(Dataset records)
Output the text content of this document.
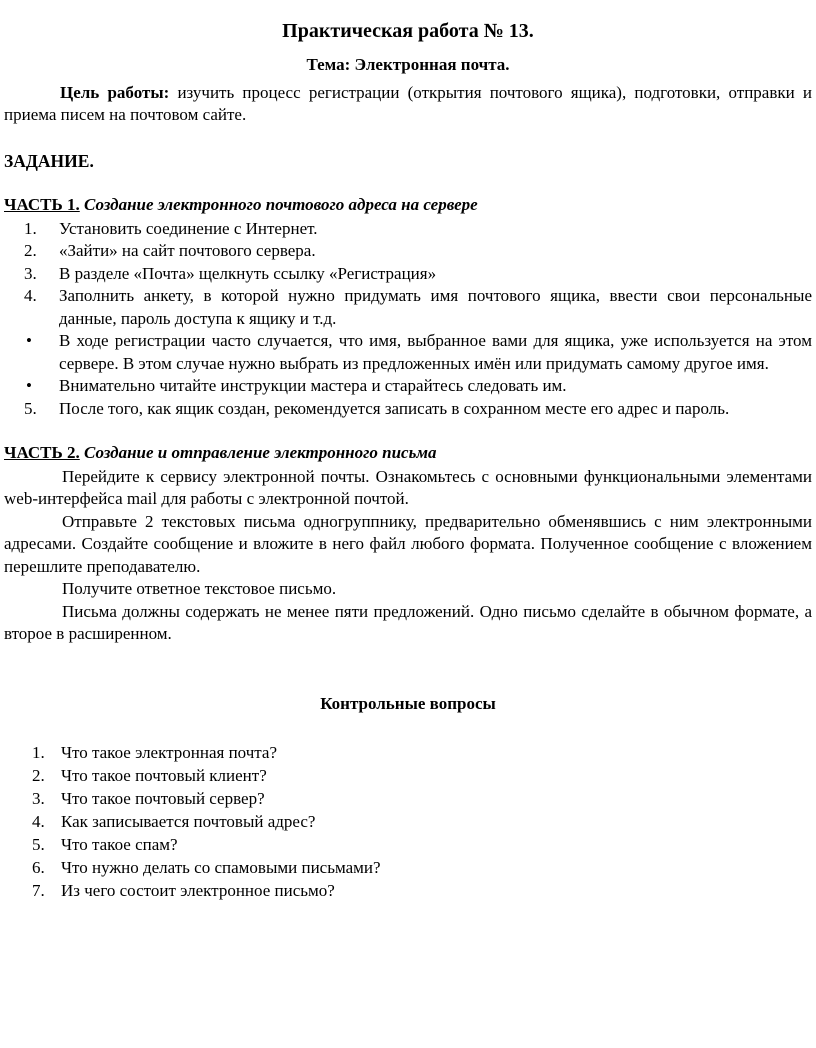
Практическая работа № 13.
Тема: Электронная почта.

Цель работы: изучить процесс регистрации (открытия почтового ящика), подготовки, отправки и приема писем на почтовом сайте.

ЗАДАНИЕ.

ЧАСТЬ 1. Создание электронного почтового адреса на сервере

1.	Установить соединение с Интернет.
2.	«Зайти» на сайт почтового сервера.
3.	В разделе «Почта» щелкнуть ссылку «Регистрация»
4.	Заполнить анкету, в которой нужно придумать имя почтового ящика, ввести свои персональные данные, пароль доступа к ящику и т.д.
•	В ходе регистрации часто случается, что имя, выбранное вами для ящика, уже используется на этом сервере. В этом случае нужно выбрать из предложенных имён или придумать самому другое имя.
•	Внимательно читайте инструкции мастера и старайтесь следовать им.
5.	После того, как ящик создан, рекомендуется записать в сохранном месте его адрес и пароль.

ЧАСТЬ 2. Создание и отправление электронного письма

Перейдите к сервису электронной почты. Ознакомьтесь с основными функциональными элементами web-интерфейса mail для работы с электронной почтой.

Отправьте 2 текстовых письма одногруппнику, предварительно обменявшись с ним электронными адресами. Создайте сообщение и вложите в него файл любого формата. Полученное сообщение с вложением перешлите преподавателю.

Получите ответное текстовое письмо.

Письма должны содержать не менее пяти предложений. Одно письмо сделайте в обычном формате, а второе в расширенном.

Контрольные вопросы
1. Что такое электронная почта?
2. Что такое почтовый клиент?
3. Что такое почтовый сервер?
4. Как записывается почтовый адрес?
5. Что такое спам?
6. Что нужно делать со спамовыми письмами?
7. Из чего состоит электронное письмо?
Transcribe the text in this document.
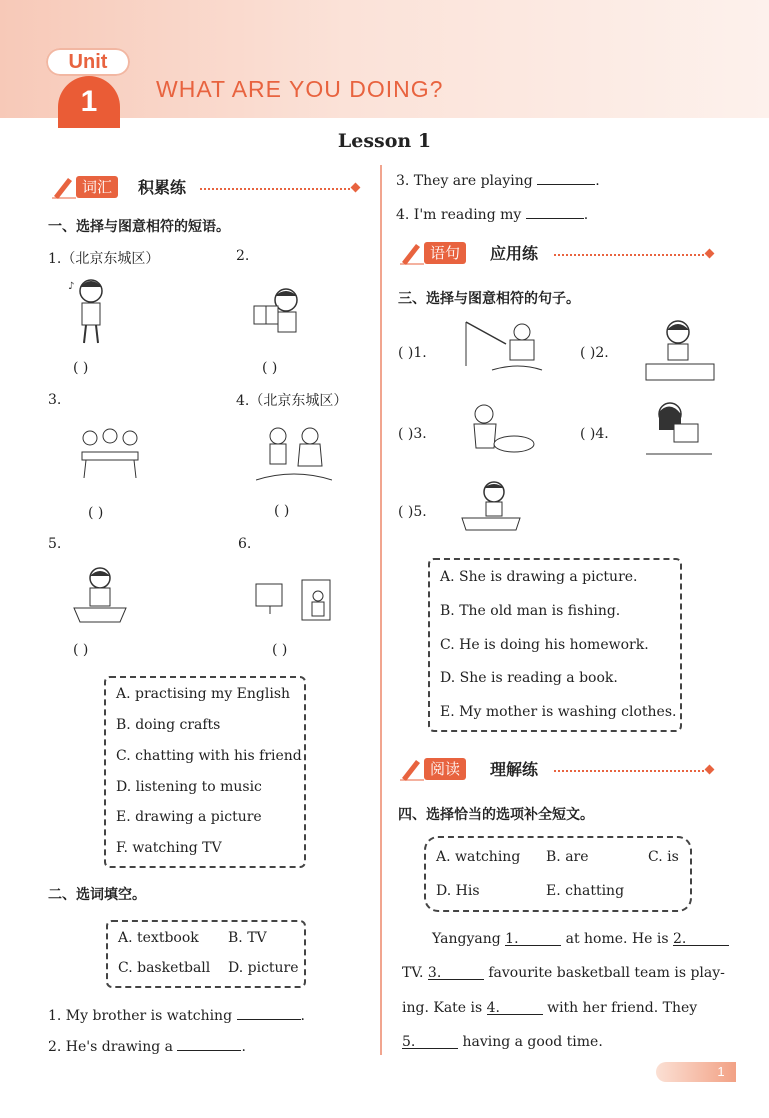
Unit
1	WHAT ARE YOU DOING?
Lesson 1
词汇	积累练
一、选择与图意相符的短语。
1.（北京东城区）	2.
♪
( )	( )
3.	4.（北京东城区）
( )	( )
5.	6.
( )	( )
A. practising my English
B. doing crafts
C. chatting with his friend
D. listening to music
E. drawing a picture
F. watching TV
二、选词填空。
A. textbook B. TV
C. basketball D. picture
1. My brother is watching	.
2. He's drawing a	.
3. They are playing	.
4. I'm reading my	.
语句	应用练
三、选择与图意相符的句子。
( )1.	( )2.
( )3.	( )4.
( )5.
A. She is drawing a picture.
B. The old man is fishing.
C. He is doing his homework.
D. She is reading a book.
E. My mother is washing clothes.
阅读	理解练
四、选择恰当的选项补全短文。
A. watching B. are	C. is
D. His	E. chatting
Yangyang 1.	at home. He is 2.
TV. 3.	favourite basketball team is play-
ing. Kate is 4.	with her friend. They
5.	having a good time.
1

## EXERCISE REQUIREMENTS
Are you able to set down all the lines above exactly, without any pictures?

## EXERCISE SOLUTION
Output the text content of this document.
Практическая работа № 13.
Тема: Электронная почта.

Цель работы: изучить процесс регистрации (открытия почтового ящика), подготовки, отправки и приема писем на почтовом сайте.

ЗАДАНИЕ.

ЧАСТЬ 1. Создание электронного почтового адреса на сервере

1.	Установить соединение с Интернет.
2.	«Зайти» на сайт почтового сервера.
3.	В разделе «Почта» щелкнуть ссылку «Регистрация»
4.	Заполнить анкету, в которой нужно придумать имя почтового ящика, ввести свои персональные данные, пароль доступа к ящику и т.д.
•	В ходе регистрации часто случается, что имя, выбранное вами для ящика, уже используется на этом сервере. В этом случае нужно выбрать из предложенных имён или придумать самому другое имя.
•	Внимательно читайте инструкции мастера и старайтесь следовать им.
5.	После того, как ящик создан, рекомендуется записать в сохранном месте его адрес и пароль.

ЧАСТЬ 2. Создание и отправление электронного письма

Перейдите к сервису электронной почты. Ознакомьтесь с основными функциональными элементами web-интерфейса mail для работы с электронной почтой.

Отправьте 2 текстовых письма одногруппнику, предварительно обменявшись с ним электронными адресами. Создайте сообщение и вложите в него файл любого формата. Полученное сообщение с вложением перешлите преподавателю.

Получите ответное текстовое письмо.

Письма должны содержать не менее пяти предложений. Одно письмо сделайте в обычном формате, а второе в расширенном.

Контрольные вопросы
1. Что такое электронная почта?
2. Что такое почтовый клиент?
3. Что такое почтовый сервер?
4. Как записывается почтовый адрес?
5. Что такое спам?
6. Что нужно делать со спамовыми письмами?
7. Из чего состоит электронное письмо?
Transcribe the text in this document.
Unit
1	WHAT ARE YOU DOING?
Lesson 1
词汇	积累练
一、选择与图意相符的短语。
1.（北京东城区）	2.
♪
( )	( )
3.	4.（北京东城区）
( )	( )
5.	6.
( )	( )
A. practising my English
B. doing crafts
C. chatting with his friend
D. listening to music
E. drawing a picture
F. watching TV
二、选词填空。
A. textbook B. TV
C. basketball D. picture
1. My brother is watching	.
2. He's drawing a	.
3. They are playing	.
4. I'm reading my	.
语句	应用练
三、选择与图意相符的句子。
( )1.	( )2.
( )3.	( )4.
( )5.
A. She is drawing a picture.
B. The old man is fishing.
C. He is doing his homework.
D. She is reading a book.
E. My mother is washing clothes.
阅读	理解练
四、选择恰当的选项补全短文。
A. watching B. are	C. is
D. His	E. chatting
Yangyang 1.	at home. He is 2.
TV. 3.	favourite basketball team is play-
ing. Kate is 4.	with her friend. They
5.	having a good time.
1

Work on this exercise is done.